YOUR ASSIGNMENT: Return each entry exactly, with none missing.

▬▬▬

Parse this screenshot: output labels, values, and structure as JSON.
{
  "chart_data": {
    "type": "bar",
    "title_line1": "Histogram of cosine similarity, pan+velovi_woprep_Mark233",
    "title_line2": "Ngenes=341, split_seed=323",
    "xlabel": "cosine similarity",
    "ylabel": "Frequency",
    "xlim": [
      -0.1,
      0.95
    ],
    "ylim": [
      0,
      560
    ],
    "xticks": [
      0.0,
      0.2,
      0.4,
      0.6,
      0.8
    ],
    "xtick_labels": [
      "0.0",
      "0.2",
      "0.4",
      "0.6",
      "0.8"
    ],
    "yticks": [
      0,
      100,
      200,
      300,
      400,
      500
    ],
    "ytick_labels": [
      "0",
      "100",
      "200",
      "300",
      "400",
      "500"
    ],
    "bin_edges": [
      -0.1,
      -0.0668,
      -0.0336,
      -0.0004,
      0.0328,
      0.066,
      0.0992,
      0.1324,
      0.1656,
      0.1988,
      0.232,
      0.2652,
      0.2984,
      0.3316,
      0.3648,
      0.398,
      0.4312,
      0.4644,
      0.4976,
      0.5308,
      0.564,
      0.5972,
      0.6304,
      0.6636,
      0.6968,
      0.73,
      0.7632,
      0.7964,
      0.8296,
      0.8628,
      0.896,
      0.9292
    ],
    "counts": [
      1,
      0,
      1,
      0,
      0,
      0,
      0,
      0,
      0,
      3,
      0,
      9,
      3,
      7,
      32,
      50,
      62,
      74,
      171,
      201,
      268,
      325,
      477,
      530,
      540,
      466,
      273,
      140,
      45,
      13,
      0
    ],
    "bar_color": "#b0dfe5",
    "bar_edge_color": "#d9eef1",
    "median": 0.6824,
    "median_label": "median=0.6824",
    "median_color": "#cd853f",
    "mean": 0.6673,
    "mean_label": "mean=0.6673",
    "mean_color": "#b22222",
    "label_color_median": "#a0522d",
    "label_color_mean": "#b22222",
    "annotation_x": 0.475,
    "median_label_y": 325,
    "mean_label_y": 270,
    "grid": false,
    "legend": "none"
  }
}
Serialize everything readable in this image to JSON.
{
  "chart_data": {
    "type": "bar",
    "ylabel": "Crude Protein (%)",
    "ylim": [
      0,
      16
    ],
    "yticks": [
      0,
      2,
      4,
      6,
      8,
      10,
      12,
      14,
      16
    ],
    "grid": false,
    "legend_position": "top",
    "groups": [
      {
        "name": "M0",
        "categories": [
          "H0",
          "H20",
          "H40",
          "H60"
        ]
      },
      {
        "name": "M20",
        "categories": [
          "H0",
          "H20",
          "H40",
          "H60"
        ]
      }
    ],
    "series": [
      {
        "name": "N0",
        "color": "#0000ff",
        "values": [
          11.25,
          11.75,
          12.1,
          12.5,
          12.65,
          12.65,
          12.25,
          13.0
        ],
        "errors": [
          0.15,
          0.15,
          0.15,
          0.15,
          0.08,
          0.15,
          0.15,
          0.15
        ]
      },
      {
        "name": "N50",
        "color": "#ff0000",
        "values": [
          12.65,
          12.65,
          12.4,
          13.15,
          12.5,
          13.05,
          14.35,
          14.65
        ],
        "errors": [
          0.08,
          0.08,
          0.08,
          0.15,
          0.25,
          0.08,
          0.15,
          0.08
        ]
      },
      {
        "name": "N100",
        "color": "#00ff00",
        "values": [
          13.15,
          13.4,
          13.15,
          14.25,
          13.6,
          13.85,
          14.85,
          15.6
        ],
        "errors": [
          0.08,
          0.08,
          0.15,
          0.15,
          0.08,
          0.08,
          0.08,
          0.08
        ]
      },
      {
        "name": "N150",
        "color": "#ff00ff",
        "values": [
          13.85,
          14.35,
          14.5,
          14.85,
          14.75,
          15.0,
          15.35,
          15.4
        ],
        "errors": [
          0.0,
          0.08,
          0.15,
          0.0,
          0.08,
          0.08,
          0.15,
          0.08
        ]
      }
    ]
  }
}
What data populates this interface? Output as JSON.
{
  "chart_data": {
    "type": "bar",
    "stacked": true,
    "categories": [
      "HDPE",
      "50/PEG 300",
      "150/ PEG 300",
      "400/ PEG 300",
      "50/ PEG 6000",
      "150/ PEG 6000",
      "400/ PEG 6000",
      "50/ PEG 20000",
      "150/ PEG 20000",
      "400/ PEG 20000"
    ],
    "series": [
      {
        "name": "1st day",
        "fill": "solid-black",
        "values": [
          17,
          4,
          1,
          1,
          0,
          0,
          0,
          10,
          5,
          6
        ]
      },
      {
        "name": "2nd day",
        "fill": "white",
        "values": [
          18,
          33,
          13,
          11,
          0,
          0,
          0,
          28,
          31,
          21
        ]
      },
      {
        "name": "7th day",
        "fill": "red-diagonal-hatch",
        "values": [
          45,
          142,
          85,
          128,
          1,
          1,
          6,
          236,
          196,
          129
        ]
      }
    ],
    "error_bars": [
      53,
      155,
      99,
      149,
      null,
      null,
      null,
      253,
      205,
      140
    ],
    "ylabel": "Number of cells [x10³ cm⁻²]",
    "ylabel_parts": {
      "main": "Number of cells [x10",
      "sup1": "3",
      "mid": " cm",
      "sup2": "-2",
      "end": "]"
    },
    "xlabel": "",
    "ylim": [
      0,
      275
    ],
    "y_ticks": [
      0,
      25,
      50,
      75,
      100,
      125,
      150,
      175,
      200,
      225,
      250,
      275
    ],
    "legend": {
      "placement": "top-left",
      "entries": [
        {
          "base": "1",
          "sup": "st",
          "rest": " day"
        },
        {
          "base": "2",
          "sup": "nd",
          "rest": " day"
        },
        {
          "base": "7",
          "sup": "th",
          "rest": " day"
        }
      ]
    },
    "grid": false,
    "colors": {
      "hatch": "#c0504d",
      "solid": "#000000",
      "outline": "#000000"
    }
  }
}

▬▬▬

ANSWER AREA:
Parse this screenshot: output labels, values, and structure as JSON.
{
  "chart_data": {
    "type": "bar",
    "title_line1": "Histogram of cosine similarity, pan+velovi_woprep_Mark233",
    "title_line2": "Ngenes=341, split_seed=323",
    "xlabel": "cosine similarity",
    "ylabel": "Frequency",
    "xlim": [
      -0.1,
      0.95
    ],
    "ylim": [
      0,
      560
    ],
    "xticks": [
      0.0,
      0.2,
      0.4,
      0.6,
      0.8
    ],
    "xtick_labels": [
      "0.0",
      "0.2",
      "0.4",
      "0.6",
      "0.8"
    ],
    "yticks": [
      0,
      100,
      200,
      300,
      400,
      500
    ],
    "ytick_labels": [
      "0",
      "100",
      "200",
      "300",
      "400",
      "500"
    ],
    "bin_edges": [
      -0.1,
      -0.0668,
      -0.0336,
      -0.0004,
      0.0328,
      0.066,
      0.0992,
      0.1324,
      0.1656,
      0.1988,
      0.232,
      0.2652,
      0.2984,
      0.3316,
      0.3648,
      0.398,
      0.4312,
      0.4644,
      0.4976,
      0.5308,
      0.564,
      0.5972,
      0.6304,
      0.6636,
      0.6968,
      0.73,
      0.7632,
      0.7964,
      0.8296,
      0.8628,
      0.896,
      0.9292
    ],
    "counts": [
      1,
      0,
      1,
      0,
      0,
      0,
      0,
      0,
      0,
      3,
      0,
      9,
      3,
      7,
      32,
      50,
      62,
      74,
      171,
      201,
      268,
      325,
      477,
      530,
      540,
      466,
      273,
      140,
      45,
      13,
      0
    ],
    "bar_color": "#b0dfe5",
    "bar_edge_color": "#d9eef1",
    "median": 0.6824,
    "median_label": "median=0.6824",
    "median_color": "#cd853f",
    "mean": 0.6673,
    "mean_label": "mean=0.6673",
    "mean_color": "#b22222",
    "label_color_median": "#a0522d",
    "label_color_mean": "#b22222",
    "annotation_x": 0.475,
    "median_label_y": 325,
    "mean_label_y": 270,
    "grid": false,
    "legend": "none"
  }
}
Serialize everything readable in this image to JSON.
{
  "chart_data": {
    "type": "bar",
    "ylabel": "Crude Protein (%)",
    "ylim": [
      0,
      16
    ],
    "yticks": [
      0,
      2,
      4,
      6,
      8,
      10,
      12,
      14,
      16
    ],
    "grid": false,
    "legend_position": "top",
    "groups": [
      {
        "name": "M0",
        "categories": [
          "H0",
          "H20",
          "H40",
          "H60"
        ]
      },
      {
        "name": "M20",
        "categories": [
          "H0",
          "H20",
          "H40",
          "H60"
        ]
      }
    ],
    "series": [
      {
        "name": "N0",
        "color": "#0000ff",
        "values": [
          11.25,
          11.75,
          12.1,
          12.5,
          12.65,
          12.65,
          12.25,
          13.0
        ],
        "errors": [
          0.15,
          0.15,
          0.15,
          0.15,
          0.08,
          0.15,
          0.15,
          0.15
        ]
      },
      {
        "name": "N50",
        "color": "#ff0000",
        "values": [
          12.65,
          12.65,
          12.4,
          13.15,
          12.5,
          13.05,
          14.35,
          14.65
        ],
        "errors": [
          0.08,
          0.08,
          0.08,
          0.15,
          0.25,
          0.08,
          0.15,
          0.08
        ]
      },
      {
        "name": "N100",
        "color": "#00ff00",
        "values": [
          13.15,
          13.4,
          13.15,
          14.25,
          13.6,
          13.85,
          14.85,
          15.6
        ],
        "errors": [
          0.08,
          0.08,
          0.15,
          0.15,
          0.08,
          0.08,
          0.08,
          0.08
        ]
      },
      {
        "name": "N150",
        "color": "#ff00ff",
        "values": [
          13.85,
          14.35,
          14.5,
          14.85,
          14.75,
          15.0,
          15.35,
          15.4
        ],
        "errors": [
          0.0,
          0.08,
          0.15,
          0.0,
          0.08,
          0.08,
          0.15,
          0.08
        ]
      }
    ]
  }
}
What data populates this interface? Output as JSON.
{
  "chart_data": {
    "type": "bar",
    "stacked": true,
    "categories": [
      "HDPE",
      "50/PEG 300",
      "150/ PEG 300",
      "400/ PEG 300",
      "50/ PEG 6000",
      "150/ PEG 6000",
      "400/ PEG 6000",
      "50/ PEG 20000",
      "150/ PEG 20000",
      "400/ PEG 20000"
    ],
    "series": [
      {
        "name": "1st day",
        "fill": "solid-black",
        "values": [
          17,
          4,
          1,
          1,
          0,
          0,
          0,
          10,
          5,
          6
        ]
      },
      {
        "name": "2nd day",
        "fill": "white",
        "values": [
          18,
          33,
          13,
          11,
          0,
          0,
          0,
          28,
          31,
          21
        ]
      },
      {
        "name": "7th day",
        "fill": "red-diagonal-hatch",
        "values": [
          45,
          142,
          85,
          128,
          1,
          1,
          6,
          236,
          196,
          129
        ]
      }
    ],
    "error_bars": [
      53,
      155,
      99,
      149,
      null,
      null,
      null,
      253,
      205,
      140
    ],
    "ylabel": "Number of cells [x10³ cm⁻²]",
    "ylabel_parts": {
      "main": "Number of cells [x10",
      "sup1": "3",
      "mid": " cm",
      "sup2": "-2",
      "end": "]"
    },
    "xlabel": "",
    "ylim": [
      0,
      275
    ],
    "y_ticks": [
      0,
      25,
      50,
      75,
      100,
      125,
      150,
      175,
      200,
      225,
      250,
      275
    ],
    "legend": {
      "placement": "top-left",
      "entries": [
        {
          "base": "1",
          "sup": "st",
          "rest": " day"
        },
        {
          "base": "2",
          "sup": "nd",
          "rest": " day"
        },
        {
          "base": "7",
          "sup": "th",
          "rest": " day"
        }
      ]
    },
    "grid": false,
    "colors": {
      "hatch": "#c0504d",
      "solid": "#000000",
      "outline": "#000000"
    }
  }
}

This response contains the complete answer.